-- Brief --
Within the records that follow, find every line containing the string "Доля". Copy those lines.

— Start —

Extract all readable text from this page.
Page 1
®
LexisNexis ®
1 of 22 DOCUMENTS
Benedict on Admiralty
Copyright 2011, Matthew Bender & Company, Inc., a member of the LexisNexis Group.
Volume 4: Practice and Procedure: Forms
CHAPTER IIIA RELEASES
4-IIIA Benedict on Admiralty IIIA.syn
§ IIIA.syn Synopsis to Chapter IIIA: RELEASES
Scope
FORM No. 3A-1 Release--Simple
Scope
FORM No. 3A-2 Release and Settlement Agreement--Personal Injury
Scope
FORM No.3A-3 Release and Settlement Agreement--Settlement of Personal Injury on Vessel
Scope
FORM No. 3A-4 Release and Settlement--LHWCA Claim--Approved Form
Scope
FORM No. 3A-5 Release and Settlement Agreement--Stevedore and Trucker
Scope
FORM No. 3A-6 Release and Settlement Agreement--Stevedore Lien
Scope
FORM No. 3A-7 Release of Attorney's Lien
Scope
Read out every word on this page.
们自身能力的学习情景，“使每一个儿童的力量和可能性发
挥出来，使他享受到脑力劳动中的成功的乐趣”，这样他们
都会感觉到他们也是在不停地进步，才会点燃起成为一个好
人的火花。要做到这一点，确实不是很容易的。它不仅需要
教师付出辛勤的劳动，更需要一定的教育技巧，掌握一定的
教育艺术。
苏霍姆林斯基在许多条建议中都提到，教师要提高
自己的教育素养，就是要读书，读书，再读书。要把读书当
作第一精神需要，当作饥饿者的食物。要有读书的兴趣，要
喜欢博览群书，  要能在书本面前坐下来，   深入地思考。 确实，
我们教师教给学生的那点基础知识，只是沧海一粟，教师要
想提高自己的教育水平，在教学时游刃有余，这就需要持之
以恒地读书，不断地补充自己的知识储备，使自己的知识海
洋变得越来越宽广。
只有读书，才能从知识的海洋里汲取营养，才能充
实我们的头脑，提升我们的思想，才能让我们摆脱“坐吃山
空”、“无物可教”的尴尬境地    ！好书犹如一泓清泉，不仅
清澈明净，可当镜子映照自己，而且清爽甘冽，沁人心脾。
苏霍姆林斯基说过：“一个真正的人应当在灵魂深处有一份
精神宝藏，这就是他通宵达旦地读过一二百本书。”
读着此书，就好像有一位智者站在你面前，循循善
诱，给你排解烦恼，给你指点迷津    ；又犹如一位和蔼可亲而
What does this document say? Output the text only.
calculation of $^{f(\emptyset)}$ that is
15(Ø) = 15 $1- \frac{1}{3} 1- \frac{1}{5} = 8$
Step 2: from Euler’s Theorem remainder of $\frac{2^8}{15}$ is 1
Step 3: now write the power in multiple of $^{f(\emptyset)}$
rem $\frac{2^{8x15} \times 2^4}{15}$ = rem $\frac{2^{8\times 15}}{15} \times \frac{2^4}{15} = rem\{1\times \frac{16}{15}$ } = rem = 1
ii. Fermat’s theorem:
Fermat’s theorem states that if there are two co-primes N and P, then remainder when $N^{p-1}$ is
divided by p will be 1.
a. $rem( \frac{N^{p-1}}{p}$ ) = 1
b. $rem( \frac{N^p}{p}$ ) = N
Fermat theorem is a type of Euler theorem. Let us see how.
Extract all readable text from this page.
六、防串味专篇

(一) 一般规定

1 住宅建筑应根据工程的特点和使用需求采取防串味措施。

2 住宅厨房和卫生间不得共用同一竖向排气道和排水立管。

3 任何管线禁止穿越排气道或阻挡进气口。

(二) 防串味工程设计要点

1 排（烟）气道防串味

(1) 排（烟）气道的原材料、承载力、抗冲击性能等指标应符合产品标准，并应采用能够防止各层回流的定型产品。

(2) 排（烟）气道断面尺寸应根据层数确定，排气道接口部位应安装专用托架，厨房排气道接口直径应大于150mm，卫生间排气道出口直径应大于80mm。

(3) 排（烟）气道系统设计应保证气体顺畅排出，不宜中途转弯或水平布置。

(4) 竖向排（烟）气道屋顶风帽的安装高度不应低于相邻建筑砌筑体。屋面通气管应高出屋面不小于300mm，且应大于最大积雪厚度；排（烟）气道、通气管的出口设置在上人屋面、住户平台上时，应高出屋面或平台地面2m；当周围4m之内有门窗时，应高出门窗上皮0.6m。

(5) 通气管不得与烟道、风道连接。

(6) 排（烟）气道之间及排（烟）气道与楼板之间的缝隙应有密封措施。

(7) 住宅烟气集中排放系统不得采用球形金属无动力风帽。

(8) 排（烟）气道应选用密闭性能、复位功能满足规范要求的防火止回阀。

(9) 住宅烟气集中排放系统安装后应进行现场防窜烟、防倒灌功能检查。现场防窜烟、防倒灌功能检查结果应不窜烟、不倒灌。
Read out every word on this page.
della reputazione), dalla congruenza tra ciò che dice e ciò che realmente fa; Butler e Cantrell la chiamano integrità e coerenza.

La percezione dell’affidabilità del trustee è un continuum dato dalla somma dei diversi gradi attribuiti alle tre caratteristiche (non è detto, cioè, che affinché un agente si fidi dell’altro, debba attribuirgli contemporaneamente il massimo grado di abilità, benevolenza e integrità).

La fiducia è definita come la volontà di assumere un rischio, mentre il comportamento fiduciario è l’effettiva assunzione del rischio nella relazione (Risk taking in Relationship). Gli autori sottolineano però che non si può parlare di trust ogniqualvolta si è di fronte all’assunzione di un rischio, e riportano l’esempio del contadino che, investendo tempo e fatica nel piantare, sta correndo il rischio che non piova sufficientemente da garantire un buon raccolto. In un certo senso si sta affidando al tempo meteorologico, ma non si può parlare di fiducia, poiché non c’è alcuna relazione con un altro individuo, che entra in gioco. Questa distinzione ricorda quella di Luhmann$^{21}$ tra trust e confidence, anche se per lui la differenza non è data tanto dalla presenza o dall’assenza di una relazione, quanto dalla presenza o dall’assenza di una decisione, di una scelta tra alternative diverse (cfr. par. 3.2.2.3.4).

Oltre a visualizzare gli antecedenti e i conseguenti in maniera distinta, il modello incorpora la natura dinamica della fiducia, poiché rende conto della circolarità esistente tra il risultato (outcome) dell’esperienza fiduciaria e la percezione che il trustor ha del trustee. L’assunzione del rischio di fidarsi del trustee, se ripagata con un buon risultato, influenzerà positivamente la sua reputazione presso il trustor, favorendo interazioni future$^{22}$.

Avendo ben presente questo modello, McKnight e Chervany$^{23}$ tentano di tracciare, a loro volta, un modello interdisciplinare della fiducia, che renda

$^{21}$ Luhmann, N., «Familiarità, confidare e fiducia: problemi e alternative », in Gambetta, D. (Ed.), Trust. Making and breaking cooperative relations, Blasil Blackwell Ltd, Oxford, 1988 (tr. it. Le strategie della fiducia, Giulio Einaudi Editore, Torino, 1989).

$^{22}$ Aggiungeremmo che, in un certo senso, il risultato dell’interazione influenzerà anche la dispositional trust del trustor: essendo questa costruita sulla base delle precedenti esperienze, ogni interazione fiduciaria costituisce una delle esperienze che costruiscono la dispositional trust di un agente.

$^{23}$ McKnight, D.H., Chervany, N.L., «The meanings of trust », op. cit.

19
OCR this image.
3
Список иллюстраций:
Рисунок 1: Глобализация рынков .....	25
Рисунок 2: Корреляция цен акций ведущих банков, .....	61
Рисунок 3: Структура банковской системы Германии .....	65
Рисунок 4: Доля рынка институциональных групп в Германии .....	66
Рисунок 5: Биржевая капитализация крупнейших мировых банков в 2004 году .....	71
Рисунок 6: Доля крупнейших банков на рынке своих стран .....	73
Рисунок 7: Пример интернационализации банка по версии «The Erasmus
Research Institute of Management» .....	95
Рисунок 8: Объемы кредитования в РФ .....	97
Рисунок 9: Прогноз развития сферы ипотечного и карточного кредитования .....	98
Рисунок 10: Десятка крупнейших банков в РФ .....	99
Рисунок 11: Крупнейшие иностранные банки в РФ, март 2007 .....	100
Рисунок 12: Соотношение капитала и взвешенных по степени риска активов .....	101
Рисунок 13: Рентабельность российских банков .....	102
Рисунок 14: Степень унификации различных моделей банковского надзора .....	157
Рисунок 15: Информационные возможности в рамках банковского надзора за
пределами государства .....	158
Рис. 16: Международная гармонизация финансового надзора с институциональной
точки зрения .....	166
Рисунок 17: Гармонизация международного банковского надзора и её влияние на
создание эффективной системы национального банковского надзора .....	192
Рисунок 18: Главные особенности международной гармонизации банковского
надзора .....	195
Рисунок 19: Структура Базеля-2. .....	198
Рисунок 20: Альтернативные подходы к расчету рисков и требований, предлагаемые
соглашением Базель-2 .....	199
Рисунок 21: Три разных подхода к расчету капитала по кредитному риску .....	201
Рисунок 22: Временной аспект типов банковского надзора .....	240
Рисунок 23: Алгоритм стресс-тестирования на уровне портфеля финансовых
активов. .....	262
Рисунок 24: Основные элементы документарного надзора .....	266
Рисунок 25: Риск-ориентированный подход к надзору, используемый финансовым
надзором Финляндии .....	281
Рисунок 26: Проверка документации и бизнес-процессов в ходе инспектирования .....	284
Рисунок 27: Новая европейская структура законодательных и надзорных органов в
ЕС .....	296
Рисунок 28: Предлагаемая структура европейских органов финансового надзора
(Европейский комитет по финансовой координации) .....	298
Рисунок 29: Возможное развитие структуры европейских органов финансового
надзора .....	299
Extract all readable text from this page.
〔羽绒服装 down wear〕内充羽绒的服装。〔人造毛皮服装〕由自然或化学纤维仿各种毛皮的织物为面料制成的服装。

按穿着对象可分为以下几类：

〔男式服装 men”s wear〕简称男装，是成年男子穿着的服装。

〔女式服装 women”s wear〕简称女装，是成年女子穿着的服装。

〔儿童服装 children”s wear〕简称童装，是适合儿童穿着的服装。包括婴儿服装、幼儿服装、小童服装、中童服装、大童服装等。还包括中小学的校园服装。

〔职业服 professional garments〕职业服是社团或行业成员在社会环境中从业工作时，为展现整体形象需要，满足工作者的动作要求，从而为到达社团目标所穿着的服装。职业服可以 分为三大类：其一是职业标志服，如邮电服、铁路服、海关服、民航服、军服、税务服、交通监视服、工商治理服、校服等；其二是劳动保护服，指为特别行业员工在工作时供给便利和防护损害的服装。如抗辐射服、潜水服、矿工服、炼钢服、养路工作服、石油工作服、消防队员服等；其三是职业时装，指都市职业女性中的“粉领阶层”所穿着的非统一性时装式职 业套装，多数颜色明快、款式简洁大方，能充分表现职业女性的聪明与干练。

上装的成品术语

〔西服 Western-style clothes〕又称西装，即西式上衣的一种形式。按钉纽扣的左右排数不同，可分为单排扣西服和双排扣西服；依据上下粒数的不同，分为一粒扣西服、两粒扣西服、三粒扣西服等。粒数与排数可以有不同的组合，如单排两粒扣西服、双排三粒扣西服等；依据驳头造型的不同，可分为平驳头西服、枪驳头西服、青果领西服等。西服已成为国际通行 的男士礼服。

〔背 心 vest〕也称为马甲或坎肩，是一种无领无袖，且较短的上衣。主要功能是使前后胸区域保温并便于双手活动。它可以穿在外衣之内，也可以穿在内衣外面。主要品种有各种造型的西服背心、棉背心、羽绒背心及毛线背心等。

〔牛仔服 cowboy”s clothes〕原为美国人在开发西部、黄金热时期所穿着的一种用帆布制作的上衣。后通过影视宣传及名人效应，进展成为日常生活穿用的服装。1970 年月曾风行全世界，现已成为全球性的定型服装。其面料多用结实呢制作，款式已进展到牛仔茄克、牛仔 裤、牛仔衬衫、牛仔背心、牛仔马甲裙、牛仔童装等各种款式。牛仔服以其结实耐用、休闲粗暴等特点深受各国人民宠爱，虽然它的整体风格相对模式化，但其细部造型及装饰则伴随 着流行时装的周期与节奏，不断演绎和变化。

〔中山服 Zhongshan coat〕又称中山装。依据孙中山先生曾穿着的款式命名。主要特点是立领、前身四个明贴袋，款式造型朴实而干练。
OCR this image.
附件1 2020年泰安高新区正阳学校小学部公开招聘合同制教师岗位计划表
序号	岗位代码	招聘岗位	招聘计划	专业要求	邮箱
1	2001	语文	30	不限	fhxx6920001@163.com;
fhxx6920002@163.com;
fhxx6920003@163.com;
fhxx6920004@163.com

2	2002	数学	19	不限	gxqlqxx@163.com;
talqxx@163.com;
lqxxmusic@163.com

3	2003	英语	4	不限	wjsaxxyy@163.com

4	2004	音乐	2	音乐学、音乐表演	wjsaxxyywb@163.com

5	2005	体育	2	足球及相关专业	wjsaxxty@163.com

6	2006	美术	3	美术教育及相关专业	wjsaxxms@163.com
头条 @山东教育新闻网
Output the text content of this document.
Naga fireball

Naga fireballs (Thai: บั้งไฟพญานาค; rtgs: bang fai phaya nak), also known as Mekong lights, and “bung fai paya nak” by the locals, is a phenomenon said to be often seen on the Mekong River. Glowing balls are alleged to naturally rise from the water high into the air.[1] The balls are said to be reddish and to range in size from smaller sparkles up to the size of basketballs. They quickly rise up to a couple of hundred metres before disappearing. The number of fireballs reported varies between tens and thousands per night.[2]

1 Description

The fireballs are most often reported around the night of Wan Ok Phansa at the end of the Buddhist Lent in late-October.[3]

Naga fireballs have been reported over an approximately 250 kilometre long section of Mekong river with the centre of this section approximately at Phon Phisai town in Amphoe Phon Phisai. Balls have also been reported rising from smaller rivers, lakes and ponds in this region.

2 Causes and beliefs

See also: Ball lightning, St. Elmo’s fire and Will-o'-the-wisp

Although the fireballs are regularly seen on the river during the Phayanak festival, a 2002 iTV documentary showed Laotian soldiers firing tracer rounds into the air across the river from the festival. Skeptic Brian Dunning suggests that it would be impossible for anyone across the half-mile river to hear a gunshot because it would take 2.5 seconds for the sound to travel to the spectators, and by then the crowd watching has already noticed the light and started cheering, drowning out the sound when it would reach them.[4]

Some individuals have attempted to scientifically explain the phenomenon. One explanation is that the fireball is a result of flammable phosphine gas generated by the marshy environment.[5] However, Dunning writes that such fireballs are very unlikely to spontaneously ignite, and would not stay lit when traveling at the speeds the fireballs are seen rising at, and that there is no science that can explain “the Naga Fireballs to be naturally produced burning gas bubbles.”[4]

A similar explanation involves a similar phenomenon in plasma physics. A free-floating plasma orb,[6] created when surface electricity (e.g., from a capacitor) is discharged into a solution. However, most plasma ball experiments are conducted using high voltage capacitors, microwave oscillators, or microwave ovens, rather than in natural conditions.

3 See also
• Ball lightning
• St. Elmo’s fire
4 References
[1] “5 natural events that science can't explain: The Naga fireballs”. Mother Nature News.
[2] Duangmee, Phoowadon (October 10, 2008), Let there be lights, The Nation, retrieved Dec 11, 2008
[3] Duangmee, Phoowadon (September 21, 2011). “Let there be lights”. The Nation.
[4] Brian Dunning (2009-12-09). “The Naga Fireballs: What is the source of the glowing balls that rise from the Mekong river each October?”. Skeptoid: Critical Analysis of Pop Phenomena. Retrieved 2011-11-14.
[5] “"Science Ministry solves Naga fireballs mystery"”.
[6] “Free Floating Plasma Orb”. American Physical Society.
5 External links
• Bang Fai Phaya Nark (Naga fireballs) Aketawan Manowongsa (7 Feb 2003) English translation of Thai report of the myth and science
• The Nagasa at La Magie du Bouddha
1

— End —

-- Solution to this problem --
Рисунок 4: Доля рынка институциональных групп в Германии .....	66
Рисунок 6: Доля крупнейших банков на рынке своих стран .....	73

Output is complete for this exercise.